Task requirements: Extract the lines that hold the string "Spectral".

Data:
____
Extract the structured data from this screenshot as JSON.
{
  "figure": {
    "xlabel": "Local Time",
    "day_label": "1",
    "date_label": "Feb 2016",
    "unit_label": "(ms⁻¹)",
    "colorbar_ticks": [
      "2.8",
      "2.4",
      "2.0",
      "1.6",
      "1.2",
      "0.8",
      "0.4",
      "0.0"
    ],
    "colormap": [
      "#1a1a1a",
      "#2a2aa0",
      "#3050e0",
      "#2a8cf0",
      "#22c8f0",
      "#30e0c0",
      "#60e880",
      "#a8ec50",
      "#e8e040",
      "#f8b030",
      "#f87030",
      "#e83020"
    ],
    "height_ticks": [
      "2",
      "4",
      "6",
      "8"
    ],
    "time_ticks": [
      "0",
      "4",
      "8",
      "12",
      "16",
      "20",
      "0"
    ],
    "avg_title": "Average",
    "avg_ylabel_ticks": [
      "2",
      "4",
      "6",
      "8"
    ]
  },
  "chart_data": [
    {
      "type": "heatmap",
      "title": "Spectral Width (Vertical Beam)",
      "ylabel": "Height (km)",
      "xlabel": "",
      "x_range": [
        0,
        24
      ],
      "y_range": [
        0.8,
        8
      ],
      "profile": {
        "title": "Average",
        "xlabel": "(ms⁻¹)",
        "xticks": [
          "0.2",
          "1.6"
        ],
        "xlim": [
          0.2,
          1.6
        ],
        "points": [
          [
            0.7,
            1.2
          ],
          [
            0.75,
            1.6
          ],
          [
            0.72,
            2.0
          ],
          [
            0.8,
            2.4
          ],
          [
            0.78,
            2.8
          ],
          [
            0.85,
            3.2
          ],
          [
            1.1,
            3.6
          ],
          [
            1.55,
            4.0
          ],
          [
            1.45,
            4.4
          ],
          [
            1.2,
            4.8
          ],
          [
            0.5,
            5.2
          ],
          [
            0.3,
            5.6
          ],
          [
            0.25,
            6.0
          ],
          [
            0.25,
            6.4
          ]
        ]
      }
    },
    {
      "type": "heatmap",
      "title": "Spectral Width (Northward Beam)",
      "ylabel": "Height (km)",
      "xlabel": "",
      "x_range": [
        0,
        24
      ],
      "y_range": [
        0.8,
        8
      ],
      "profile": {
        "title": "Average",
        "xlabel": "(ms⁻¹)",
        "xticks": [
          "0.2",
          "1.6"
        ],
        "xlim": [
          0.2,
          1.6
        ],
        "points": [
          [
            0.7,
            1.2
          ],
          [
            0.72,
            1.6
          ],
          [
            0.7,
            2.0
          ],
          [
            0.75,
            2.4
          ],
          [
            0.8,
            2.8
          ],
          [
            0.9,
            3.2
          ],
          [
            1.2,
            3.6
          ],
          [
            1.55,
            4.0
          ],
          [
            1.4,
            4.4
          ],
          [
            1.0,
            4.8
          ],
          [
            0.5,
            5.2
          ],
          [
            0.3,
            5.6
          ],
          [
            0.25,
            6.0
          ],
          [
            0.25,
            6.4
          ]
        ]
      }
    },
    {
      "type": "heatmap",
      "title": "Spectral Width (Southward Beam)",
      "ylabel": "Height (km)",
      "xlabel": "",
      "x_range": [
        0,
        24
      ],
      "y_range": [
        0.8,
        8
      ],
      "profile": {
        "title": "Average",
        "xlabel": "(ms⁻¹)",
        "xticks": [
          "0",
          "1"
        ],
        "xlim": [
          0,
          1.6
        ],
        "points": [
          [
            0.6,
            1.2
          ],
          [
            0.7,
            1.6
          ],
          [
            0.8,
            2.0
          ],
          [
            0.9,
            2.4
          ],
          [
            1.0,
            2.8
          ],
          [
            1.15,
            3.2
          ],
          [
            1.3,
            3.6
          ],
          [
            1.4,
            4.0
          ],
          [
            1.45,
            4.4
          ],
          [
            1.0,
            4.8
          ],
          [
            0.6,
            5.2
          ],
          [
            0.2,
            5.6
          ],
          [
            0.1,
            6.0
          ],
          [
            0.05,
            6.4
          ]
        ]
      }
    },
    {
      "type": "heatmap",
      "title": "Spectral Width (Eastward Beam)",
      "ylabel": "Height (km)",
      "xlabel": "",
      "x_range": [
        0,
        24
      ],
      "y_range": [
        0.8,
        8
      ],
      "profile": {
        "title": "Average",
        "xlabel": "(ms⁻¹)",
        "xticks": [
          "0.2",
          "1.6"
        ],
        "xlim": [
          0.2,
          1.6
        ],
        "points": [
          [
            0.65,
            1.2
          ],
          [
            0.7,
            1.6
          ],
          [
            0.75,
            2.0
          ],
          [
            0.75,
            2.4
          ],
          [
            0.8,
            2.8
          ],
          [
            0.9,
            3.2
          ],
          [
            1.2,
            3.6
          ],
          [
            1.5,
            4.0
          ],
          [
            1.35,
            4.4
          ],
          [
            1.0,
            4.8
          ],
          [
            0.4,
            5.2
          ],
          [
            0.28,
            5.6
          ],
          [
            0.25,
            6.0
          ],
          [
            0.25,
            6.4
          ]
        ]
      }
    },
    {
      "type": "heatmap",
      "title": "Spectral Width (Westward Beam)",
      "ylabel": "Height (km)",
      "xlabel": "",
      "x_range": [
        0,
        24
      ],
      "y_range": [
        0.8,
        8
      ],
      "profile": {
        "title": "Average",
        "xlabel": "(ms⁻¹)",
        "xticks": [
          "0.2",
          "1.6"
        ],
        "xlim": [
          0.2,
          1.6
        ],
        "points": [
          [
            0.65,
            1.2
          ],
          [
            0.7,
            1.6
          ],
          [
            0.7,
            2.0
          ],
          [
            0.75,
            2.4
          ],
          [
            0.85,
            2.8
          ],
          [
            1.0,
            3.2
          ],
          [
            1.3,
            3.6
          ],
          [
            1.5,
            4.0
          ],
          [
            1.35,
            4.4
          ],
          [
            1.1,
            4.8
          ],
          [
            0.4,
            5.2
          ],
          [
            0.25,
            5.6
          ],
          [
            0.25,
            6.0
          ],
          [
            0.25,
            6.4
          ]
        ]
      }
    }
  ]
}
____
Solution to the problem:
      "title": "Spectral Width (Vertical Beam)",
      "title": "Spectral Width (Northward Beam)",
      "title": "Spectral Width (Southward Beam)",
      "title": "Spectral Width (Eastward Beam)",
      "title": "Spectral Width (Westward Beam)",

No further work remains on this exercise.